### [TASK PROMPT]
Copy out each line of the data holding "this".

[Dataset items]
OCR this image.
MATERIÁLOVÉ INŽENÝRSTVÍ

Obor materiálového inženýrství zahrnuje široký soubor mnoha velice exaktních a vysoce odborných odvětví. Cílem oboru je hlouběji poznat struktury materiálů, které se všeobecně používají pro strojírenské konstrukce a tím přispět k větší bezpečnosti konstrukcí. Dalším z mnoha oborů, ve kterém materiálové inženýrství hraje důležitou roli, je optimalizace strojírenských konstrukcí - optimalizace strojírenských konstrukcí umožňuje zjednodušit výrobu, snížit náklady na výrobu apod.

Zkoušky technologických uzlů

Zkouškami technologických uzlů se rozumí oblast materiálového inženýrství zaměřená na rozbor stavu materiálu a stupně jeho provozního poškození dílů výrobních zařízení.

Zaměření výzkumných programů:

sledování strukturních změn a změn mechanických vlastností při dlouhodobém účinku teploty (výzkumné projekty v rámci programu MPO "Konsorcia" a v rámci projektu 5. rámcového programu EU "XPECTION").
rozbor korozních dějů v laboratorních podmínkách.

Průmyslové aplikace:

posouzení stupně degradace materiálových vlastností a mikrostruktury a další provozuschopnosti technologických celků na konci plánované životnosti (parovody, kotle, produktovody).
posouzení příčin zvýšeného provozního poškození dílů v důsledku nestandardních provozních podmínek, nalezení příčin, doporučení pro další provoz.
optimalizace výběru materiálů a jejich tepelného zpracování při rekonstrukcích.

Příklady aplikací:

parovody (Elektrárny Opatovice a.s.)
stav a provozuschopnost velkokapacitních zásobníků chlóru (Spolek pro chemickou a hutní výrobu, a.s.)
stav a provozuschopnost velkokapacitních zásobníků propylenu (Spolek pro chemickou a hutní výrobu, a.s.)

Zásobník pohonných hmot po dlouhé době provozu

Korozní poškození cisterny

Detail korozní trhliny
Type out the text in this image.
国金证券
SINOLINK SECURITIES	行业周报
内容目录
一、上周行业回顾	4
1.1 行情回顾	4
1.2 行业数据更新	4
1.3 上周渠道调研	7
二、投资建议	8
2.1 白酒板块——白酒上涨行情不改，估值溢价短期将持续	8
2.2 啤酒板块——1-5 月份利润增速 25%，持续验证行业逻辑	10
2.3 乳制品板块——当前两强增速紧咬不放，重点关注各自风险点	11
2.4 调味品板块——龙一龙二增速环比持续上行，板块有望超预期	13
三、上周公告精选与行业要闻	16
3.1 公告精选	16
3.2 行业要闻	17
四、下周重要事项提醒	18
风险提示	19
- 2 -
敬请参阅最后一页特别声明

### [COMPLETE RESPONSE]
OCR this image.
Type out the text in this image.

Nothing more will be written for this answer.